Aim of the task: According to the article on hybrid heating, why does a hybrid heating system have a higher CAPEX cost than a pure condensing heating system? Answer in one to three sentences.

Study text:
····················

Hybrid Heating – A Practical Response For The Commercial Built Environment

Adveco looks at the changing face of commercial hot water & heating, and the increasing importance being placed on the development of hybrid applications to address the real-world challenges of achieving carbon reduction levels set by the government through to 2050.

Around 40% of UK greenhouse gas emissions are accounted for by heating, cooling, ventilation, the provision of hot water and lighting the built environment, and, according to 2019 figures issued by the Department for Business, Energy and Industrial Strategy (BEIS), business remains the third-largest emitter at 17%. In order to achieve climate-neutral building stock by 2050 commercial organisations need support from the industry to provide immediate and practical measures.

Through the expansion of wind power and photovoltaic systems, the generation of electricity from renewables and the importance of electricity in the heating market is increasing, but natural gas still dominates. As attention shifts to a mix of district heating, heat pumps, wind and solar energy, studies show that over the next two decades renewable electricity will be crucial to the energy supply in the heating market.

That said, there remain strong differences with regard to the expected share of renewable energy supply. Independent research clearly argues for a multi-dimensional approach with an energy mix consisting of renewable energy and gaseous fuels with a high share of renewable energies. Studies that are more “almost all-electric” argue in favour of almost complete dominance of the heat pump, while the technology-open scenarios also predict large proportions of heat pumps, but also assume the use of gaseous fuels.

Just as electricity is becoming greener, via an ever-increasing share of renewable energy, so too over time will the gaseous fuels such as ‘green’ hydrogen gas and synthetics.

Why Take The Hybrid Route?

So, let’s consider the advantages of the hybrid approach. This, at the most basic for heating systems, consist of two heat generators, of which at least one is operated with renewable energies and one with fossil fuel. Often, a hybrid heat pump system consists of a heat pump (air source) designed for a system part load (baseload) and a gas condensing boiler for peak load, for example during the cold, dark winter months. In a fully hybrid heat pump system, both heat generators can cover the entire heating load, where the energy sources can be freely selected according to definable criteria including efficiency, emissions and price.

Commercial Air Source Heat Pumps (ASHP).

Compared to a conventional combustion heating system though, there will be issues of logistics and space requirements, but as hybrid systems are particularly relevant to buildings in which there is already a gas connection this is generally less of a concern. That said, a hybrid system will require two heat generators and two energy connections, one of which is an environmental heat source. This leads to higher complexity of the plant, requiring more effort and expertise from the system designer, supplier and installer. This all leads to higher CAPEX cost. It is typically estimated that the purchase and installation of a hybrid heating system compared to a pure condensing heating system is going to drive initial costs up by approximately 50 to 60%. So, what are the advantages that outweigh these initial costs?

····················

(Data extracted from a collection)
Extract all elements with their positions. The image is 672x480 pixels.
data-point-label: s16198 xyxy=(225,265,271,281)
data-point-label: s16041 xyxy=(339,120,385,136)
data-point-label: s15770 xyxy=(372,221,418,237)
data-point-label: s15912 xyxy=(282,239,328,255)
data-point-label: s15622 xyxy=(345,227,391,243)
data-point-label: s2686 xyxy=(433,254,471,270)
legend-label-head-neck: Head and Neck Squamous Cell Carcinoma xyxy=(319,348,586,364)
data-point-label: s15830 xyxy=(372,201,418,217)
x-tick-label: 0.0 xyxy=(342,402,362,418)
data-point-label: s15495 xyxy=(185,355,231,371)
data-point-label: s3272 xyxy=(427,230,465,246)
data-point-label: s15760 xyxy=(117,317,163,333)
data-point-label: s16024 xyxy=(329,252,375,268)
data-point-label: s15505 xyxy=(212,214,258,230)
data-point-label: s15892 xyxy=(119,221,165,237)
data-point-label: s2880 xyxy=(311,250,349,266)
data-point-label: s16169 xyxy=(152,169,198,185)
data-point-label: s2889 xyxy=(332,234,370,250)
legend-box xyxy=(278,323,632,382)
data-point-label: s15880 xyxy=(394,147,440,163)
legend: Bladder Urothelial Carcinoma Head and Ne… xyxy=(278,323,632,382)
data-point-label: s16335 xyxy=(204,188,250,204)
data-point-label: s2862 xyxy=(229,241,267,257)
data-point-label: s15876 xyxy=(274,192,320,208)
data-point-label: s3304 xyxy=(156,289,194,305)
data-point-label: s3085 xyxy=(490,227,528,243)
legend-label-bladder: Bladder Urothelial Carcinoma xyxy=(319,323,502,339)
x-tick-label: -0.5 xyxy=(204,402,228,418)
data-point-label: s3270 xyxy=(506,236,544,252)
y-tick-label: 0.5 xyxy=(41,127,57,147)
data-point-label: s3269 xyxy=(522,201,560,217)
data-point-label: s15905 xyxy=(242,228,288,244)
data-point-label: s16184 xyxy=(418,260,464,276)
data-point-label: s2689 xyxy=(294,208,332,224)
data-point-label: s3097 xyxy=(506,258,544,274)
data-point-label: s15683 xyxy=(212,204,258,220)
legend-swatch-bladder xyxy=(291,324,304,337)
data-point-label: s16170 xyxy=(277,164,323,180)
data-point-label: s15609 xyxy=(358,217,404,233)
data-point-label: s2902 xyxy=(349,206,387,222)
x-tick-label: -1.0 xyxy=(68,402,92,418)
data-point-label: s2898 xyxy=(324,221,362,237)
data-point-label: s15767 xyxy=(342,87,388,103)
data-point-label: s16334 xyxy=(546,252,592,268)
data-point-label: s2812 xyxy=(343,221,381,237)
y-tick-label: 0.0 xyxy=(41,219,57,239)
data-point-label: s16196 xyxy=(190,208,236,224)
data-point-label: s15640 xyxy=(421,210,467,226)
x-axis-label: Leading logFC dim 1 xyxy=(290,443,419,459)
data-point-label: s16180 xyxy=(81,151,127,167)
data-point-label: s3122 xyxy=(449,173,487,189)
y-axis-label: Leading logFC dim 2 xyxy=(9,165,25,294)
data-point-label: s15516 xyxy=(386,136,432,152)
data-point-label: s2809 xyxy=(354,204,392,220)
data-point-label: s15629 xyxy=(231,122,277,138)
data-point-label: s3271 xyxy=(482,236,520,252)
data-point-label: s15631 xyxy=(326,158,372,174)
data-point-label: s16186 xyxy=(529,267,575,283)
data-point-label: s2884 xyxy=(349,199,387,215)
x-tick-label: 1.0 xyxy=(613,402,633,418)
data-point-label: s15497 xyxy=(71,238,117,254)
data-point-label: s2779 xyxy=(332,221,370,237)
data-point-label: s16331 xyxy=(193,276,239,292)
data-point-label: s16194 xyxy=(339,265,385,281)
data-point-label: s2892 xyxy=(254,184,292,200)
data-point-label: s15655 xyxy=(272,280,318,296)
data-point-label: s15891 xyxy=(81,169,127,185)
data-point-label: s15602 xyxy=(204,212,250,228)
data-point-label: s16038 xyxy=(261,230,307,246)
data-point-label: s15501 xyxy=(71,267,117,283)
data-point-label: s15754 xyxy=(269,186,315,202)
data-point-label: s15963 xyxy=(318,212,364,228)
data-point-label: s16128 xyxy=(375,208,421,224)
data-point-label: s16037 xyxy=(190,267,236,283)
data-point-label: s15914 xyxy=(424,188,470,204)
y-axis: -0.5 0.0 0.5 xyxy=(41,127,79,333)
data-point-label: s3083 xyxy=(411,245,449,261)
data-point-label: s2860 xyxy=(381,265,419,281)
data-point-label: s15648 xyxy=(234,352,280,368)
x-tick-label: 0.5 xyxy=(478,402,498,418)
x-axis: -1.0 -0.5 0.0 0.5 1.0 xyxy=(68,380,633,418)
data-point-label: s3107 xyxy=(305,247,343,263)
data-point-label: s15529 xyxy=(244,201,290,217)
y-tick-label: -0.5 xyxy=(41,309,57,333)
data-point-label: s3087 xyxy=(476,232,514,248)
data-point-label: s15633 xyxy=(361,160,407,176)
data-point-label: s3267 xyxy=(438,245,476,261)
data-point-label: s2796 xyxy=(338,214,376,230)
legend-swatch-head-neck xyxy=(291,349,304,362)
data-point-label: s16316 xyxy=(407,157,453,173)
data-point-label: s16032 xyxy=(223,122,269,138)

····················

Solution to the problem: A hybrid system needs two heat generators and two energy connections, one of them an environmental heat source. This makes the plant more complex and demands more effort and expertise from the system designer, supplier and installer, which raises the initial cost.